### TO DO
Of all the lines in the material, how many include the word "text"? Give only the number.

### RECORDS SUPPLIED
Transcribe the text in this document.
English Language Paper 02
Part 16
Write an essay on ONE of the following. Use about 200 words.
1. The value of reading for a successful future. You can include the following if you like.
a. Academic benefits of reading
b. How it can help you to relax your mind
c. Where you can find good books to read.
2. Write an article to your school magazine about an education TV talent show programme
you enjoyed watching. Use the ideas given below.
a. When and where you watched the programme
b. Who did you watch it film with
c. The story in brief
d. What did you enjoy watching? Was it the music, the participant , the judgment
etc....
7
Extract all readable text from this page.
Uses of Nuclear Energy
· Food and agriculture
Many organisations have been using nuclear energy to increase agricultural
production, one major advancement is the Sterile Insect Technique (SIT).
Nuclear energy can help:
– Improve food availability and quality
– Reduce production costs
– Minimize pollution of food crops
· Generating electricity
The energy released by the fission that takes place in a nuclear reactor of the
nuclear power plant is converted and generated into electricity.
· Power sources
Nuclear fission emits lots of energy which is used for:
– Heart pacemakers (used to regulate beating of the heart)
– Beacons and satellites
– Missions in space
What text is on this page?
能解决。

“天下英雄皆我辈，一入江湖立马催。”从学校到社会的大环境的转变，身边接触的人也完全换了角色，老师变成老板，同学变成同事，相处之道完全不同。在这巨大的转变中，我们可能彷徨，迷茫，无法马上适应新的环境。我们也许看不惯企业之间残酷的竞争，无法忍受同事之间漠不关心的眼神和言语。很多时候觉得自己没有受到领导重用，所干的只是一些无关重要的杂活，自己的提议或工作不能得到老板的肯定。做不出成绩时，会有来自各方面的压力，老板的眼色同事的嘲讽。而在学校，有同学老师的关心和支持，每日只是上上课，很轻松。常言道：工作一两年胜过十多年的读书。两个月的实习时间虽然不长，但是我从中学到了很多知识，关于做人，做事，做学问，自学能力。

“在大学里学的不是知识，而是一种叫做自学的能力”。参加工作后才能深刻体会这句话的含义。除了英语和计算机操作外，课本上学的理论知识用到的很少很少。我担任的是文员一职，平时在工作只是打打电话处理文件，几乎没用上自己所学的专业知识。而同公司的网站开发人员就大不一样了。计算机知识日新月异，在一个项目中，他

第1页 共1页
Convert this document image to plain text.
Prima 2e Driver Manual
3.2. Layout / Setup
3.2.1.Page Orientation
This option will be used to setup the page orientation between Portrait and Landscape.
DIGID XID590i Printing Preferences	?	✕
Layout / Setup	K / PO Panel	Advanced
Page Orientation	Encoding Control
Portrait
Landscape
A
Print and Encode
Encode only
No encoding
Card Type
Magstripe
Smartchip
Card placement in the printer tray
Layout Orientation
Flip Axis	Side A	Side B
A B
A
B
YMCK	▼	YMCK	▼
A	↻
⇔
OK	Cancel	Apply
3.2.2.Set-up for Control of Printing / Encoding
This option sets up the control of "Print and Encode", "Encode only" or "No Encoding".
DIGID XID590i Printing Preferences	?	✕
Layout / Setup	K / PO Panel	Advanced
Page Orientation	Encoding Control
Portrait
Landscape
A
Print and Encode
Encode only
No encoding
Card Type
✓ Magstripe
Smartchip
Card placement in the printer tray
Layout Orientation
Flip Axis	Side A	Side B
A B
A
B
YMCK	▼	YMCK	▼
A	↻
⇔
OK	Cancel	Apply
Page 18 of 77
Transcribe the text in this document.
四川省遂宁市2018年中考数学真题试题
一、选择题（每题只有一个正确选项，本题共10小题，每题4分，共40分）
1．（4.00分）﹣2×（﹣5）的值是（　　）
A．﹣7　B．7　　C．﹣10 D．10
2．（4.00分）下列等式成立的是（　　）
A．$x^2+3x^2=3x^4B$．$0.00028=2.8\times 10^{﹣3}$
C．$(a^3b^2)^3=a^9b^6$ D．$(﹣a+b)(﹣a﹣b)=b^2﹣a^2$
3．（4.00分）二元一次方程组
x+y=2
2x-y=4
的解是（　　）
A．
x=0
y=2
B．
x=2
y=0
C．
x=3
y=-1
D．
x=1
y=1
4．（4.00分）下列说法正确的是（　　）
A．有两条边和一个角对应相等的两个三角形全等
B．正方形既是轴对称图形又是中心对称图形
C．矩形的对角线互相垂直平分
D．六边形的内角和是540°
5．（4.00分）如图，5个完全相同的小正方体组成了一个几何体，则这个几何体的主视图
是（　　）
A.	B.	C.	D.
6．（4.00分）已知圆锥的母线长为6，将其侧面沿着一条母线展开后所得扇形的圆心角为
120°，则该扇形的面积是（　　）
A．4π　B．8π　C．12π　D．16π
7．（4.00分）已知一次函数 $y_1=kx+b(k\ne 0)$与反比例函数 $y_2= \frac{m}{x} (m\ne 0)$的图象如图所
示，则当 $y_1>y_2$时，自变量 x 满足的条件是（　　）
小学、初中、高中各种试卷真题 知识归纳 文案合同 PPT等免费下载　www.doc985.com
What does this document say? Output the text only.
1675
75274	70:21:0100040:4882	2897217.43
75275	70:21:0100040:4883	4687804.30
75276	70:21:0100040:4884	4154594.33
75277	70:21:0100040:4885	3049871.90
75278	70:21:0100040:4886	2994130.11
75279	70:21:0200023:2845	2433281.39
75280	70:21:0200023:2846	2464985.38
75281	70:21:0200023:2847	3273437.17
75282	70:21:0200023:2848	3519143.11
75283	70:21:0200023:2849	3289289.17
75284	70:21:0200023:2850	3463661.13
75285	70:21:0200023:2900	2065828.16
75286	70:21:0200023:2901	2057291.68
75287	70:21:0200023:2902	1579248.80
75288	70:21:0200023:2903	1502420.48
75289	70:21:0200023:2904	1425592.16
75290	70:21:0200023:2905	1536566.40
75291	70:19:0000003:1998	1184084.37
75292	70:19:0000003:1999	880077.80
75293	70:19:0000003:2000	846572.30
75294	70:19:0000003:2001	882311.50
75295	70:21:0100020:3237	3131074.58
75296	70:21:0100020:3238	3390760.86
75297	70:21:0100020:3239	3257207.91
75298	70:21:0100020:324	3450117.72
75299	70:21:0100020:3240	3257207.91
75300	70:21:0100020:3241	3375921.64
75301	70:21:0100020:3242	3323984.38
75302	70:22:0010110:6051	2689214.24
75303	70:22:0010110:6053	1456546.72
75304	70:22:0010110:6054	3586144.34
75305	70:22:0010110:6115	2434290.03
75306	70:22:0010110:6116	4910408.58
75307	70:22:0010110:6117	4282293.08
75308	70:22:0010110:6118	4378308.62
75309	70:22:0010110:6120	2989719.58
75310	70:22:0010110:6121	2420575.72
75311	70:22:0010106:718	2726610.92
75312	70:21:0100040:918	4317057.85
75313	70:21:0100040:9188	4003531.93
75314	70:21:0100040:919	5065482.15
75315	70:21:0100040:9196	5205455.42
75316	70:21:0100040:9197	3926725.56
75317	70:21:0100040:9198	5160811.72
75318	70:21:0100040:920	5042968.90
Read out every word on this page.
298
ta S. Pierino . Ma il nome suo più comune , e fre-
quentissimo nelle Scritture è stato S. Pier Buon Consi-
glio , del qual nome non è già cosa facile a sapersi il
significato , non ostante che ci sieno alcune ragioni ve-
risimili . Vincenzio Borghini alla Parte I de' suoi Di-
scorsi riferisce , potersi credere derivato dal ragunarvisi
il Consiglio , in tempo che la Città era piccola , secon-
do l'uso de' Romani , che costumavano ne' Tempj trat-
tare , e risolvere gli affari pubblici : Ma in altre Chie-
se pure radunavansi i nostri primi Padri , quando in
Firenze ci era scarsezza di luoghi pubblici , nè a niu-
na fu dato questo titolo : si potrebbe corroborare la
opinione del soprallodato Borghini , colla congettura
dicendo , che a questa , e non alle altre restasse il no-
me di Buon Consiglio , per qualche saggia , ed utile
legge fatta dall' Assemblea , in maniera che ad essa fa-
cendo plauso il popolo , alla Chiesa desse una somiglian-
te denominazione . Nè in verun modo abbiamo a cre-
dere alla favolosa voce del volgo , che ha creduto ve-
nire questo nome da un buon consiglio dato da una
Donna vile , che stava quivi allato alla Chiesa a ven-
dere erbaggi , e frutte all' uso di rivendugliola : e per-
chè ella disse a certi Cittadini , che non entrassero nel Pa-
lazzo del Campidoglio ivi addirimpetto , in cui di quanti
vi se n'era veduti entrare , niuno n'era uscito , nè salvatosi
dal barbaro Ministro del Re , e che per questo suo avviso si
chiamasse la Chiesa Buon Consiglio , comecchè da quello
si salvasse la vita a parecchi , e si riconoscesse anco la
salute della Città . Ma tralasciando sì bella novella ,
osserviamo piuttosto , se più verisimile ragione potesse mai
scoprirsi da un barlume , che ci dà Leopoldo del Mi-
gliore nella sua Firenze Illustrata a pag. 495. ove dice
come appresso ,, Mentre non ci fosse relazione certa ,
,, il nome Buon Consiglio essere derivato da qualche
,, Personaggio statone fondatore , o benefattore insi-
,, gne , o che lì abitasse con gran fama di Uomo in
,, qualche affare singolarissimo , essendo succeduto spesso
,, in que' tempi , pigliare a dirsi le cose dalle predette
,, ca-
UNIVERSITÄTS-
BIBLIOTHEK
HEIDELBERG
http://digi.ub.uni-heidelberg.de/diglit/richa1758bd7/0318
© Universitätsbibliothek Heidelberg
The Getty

### SOLUTION FOR THIS EXERCISE
6